_GOAL:_ Pull out every line with the word "Error".

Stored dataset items
==================================================

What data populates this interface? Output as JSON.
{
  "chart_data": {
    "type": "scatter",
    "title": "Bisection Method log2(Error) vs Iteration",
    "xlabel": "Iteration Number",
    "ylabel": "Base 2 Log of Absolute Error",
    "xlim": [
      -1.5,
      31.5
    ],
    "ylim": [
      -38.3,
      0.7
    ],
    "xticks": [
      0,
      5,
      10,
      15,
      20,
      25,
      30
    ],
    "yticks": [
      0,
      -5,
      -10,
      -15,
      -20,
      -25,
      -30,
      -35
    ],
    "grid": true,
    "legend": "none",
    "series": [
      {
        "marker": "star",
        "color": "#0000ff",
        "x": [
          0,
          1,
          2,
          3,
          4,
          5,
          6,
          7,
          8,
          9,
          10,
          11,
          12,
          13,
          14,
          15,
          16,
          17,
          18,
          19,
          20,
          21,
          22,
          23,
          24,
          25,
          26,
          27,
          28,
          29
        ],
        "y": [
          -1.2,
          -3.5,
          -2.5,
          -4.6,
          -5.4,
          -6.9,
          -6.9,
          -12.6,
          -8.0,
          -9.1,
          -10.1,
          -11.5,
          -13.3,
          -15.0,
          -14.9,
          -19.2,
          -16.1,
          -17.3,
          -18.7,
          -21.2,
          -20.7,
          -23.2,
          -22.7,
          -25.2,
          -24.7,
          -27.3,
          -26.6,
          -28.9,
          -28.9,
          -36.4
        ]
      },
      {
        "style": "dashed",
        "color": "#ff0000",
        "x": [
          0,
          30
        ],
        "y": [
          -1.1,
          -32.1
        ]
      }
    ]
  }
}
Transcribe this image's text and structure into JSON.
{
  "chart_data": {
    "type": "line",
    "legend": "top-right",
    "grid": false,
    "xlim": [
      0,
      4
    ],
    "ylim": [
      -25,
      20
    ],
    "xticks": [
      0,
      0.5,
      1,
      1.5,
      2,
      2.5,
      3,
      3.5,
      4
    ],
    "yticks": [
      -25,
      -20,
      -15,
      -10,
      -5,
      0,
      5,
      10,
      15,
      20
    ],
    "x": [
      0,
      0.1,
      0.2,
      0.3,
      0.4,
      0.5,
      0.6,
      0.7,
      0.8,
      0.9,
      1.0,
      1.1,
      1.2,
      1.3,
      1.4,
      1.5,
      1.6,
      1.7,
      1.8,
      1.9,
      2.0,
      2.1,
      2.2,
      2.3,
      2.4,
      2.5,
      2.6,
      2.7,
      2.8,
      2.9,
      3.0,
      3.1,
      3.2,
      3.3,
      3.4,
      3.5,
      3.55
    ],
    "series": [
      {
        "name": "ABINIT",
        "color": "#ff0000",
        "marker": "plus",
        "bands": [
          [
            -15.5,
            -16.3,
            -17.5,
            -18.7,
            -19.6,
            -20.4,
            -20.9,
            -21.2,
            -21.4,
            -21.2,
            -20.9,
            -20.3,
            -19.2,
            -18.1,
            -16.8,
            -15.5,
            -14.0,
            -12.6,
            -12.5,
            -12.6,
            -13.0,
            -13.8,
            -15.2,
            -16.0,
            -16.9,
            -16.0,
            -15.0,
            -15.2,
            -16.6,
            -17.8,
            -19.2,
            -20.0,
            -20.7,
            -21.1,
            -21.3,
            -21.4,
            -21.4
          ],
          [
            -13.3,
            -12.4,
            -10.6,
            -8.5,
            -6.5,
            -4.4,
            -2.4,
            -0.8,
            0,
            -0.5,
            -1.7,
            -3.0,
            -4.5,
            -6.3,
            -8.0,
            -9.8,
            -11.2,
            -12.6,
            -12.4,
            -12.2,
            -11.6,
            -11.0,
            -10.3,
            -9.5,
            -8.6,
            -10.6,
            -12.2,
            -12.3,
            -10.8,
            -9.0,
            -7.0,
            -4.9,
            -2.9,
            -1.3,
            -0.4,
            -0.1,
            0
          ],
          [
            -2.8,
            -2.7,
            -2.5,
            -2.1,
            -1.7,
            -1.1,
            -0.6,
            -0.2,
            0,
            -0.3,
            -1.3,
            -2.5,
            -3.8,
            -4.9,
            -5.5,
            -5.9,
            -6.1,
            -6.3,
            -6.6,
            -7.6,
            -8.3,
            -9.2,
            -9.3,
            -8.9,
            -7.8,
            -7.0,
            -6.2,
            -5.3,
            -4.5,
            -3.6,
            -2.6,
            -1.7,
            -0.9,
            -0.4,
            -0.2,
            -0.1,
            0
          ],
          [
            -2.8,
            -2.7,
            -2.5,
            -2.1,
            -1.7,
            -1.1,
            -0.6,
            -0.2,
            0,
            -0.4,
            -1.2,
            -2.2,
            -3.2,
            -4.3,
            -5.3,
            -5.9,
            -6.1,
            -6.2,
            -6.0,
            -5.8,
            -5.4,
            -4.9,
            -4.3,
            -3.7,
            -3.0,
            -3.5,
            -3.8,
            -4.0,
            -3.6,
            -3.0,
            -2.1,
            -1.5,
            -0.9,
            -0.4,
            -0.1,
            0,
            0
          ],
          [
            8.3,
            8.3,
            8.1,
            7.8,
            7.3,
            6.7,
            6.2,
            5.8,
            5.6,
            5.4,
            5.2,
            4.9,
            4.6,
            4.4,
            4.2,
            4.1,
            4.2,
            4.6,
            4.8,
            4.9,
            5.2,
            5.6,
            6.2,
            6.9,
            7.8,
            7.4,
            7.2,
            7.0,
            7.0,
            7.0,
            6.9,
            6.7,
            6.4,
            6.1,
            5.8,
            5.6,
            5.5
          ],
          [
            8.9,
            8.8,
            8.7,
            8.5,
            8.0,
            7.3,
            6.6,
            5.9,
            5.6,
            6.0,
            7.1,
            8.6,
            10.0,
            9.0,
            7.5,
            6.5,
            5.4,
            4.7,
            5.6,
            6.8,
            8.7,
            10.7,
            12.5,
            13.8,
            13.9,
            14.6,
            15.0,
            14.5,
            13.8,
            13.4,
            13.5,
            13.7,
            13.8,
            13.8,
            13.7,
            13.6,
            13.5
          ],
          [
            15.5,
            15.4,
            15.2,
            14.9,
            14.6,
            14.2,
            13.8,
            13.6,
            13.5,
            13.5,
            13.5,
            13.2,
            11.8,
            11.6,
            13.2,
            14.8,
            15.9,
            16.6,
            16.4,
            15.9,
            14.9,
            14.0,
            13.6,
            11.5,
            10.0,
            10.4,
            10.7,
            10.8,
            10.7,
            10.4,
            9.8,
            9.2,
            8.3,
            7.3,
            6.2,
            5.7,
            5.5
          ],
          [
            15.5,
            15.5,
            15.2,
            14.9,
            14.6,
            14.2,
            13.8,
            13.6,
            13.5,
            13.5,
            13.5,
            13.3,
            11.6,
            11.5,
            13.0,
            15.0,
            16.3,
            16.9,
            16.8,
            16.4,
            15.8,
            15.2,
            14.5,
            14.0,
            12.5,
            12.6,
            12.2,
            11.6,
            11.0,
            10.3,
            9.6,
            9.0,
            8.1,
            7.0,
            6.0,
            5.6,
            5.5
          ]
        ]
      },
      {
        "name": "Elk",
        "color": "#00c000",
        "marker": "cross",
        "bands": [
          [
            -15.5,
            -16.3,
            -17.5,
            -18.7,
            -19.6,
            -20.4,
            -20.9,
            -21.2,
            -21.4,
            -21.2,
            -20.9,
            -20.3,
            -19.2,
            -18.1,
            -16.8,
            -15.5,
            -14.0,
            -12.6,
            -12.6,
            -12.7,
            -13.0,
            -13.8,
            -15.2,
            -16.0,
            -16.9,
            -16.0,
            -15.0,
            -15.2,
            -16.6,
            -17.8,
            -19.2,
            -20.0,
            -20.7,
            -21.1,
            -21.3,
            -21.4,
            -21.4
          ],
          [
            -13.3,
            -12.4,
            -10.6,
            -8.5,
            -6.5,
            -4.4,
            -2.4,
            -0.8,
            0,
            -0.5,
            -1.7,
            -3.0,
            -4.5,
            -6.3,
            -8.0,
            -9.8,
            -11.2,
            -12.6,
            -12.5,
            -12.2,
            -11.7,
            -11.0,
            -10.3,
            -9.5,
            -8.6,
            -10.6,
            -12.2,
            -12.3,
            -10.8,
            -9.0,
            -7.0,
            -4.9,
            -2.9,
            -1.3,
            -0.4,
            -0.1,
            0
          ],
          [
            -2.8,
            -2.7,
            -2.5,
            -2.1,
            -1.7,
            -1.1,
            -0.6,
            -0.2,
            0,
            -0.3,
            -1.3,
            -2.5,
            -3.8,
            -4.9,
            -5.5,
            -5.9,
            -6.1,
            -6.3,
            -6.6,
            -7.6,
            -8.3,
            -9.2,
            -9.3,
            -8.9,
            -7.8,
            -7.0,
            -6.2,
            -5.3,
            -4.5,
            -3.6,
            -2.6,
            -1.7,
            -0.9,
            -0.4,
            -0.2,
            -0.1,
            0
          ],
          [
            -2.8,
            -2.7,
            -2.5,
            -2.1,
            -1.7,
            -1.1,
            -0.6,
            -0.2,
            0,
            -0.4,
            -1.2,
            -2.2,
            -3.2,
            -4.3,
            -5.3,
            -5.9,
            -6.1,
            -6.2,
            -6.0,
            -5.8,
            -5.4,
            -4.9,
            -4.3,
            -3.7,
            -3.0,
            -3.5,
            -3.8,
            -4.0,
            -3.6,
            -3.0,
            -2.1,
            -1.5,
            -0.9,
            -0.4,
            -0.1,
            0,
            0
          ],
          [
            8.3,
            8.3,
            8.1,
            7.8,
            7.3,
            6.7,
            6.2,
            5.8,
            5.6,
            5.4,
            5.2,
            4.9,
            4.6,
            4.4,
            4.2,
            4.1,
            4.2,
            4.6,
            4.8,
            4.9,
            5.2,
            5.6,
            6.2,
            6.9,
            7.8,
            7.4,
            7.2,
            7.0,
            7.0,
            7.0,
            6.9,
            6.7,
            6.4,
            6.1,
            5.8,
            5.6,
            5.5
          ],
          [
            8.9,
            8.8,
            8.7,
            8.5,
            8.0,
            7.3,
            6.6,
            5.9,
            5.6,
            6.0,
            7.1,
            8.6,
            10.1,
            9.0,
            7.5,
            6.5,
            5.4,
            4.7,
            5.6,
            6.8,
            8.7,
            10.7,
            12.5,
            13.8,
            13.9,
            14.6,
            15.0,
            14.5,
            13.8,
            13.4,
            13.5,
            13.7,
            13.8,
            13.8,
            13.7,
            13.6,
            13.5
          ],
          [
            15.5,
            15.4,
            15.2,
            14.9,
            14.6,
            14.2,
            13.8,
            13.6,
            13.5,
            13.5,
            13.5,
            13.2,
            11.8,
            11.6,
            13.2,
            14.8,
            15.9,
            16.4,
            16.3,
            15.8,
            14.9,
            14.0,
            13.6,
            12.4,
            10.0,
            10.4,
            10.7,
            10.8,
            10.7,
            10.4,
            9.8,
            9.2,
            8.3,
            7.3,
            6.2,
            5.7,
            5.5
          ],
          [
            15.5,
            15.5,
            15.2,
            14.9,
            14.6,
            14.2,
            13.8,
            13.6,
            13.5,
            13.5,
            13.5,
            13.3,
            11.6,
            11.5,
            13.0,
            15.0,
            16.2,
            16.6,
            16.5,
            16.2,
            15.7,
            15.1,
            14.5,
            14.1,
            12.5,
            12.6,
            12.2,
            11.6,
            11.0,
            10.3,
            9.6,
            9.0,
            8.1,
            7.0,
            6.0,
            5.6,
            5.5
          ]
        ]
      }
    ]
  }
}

==================================================

_SOLUTION TO THIS TASK:_
    "title": "Bisection Method log2(Error) vs Iteration",
    "ylabel": "Base 2 Log of Absolute Error",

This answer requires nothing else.